◆ **FRAGMENTO PROPORCIONADO**:
Añadieron que la decisión de la Corte podría traducirse en que jueces nieguen medidas de aseguramiento a personas que volverán a delinquir.

Se estarían empleando decisiones precarias y provisionales sobre la probable responsabilidad penal de una persona

Daniel Mejía, exsecretario de Seguridad de Bogotá y exdirector de políticas públicas de la Fiscalía, sostuvo que todas las personas tienen un riesgo de reincidencia diferente y que es más probable que una persona que ha sido detenida varias veces cometiendo delitos pueda volver a incurrir en esas conductas, que una que no tiene detenciones previas.

◆ **TAREAS POR RESOLVER**:
1. Cita textualmente todo lo que va desde "Daniel Mejía, exsecretario" hasta "tiene detenciones previas." en el texto sobre la reincidencia.
2. Continúa el texto sobre la reincidencia a partir de su última oración.

◆ **DATOS SUMINISTRADOS**:

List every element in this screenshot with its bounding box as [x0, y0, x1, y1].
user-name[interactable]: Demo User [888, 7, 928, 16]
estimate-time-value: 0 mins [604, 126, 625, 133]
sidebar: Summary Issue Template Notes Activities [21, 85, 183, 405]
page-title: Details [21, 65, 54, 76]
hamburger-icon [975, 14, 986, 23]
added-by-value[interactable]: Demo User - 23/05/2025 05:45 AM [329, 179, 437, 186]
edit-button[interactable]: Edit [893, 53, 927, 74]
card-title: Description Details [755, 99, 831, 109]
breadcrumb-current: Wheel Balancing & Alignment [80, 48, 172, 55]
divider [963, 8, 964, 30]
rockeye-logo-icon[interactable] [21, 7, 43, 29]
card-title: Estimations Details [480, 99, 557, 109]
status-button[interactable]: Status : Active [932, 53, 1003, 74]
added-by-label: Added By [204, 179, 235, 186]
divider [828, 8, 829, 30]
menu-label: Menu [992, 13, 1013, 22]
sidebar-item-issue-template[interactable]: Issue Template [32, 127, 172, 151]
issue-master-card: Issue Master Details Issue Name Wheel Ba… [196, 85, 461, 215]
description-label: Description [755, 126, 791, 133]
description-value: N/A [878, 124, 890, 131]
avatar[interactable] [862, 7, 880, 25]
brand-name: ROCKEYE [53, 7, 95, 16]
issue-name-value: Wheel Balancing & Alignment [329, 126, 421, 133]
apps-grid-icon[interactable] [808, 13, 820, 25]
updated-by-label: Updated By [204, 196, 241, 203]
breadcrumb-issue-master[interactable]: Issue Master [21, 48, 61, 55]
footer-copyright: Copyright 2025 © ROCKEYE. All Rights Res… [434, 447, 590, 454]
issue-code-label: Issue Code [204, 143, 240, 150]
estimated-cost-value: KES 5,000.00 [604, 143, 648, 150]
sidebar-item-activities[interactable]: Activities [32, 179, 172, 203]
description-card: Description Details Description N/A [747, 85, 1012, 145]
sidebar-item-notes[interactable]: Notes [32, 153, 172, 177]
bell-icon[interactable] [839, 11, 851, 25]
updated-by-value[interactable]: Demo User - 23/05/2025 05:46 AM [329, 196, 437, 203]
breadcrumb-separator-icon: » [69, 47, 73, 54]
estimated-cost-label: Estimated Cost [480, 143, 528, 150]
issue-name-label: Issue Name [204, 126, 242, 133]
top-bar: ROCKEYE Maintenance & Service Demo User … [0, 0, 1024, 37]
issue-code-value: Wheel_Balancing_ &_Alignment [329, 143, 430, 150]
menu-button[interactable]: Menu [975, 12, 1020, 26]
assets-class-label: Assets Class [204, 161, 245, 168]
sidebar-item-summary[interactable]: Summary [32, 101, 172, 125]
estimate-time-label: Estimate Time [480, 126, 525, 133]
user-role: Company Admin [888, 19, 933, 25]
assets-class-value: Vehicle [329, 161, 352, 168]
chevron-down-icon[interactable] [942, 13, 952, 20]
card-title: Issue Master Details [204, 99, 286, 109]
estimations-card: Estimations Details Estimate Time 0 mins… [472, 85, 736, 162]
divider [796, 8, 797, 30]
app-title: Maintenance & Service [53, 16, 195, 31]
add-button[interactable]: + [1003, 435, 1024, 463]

◆ **RESPUESTAS**:
1.
Daniel Mejía, exsecretario de Seguridad de Bogotá y exdirector de políticas públicas de la Fiscalía, sostuvo que todas las personas tienen un riesgo de reincidencia diferente y que es más probable que una persona que ha sido detenida varias veces cometiendo delitos pueda volver a incurrir en esas conductas, que una que no tiene detenciones previas.

2.
Mejía, que fue uno de los artífices de la herramienta denominada Perfil de Riesgo de Reincidencia para la Solicitud de Medidas de Aseguramiento (Prisma), que agrupa datos de la Fiscalía, la Policía y el Inpec para establecer el nivel de reincidencia de las personas detenidas, sostuvo que es tan injusto enviar a prisión a alguien que tiene bajo riesgo de reincidencia como dejar libre a quien tiene una alta probabilidad de volver a delinquir.

Por su parte, el penalista y director del programa de Derecho Penal de la Universidad Javeriana, José Fernando Mestre, consideró que la decisión de la Corte Constitucional fue adecuada al señalar que la sola captura de alguien no puede ser tenida en cuenta como un antecedente judicial, pues legalmente el antecedente solo lo constituye una sentencia ejecutoriada.

Añadió que el Estado colombiano es garantista y no arbitrario, por lo que se debe respetar la presunción de inocencia de las personas en cada caso.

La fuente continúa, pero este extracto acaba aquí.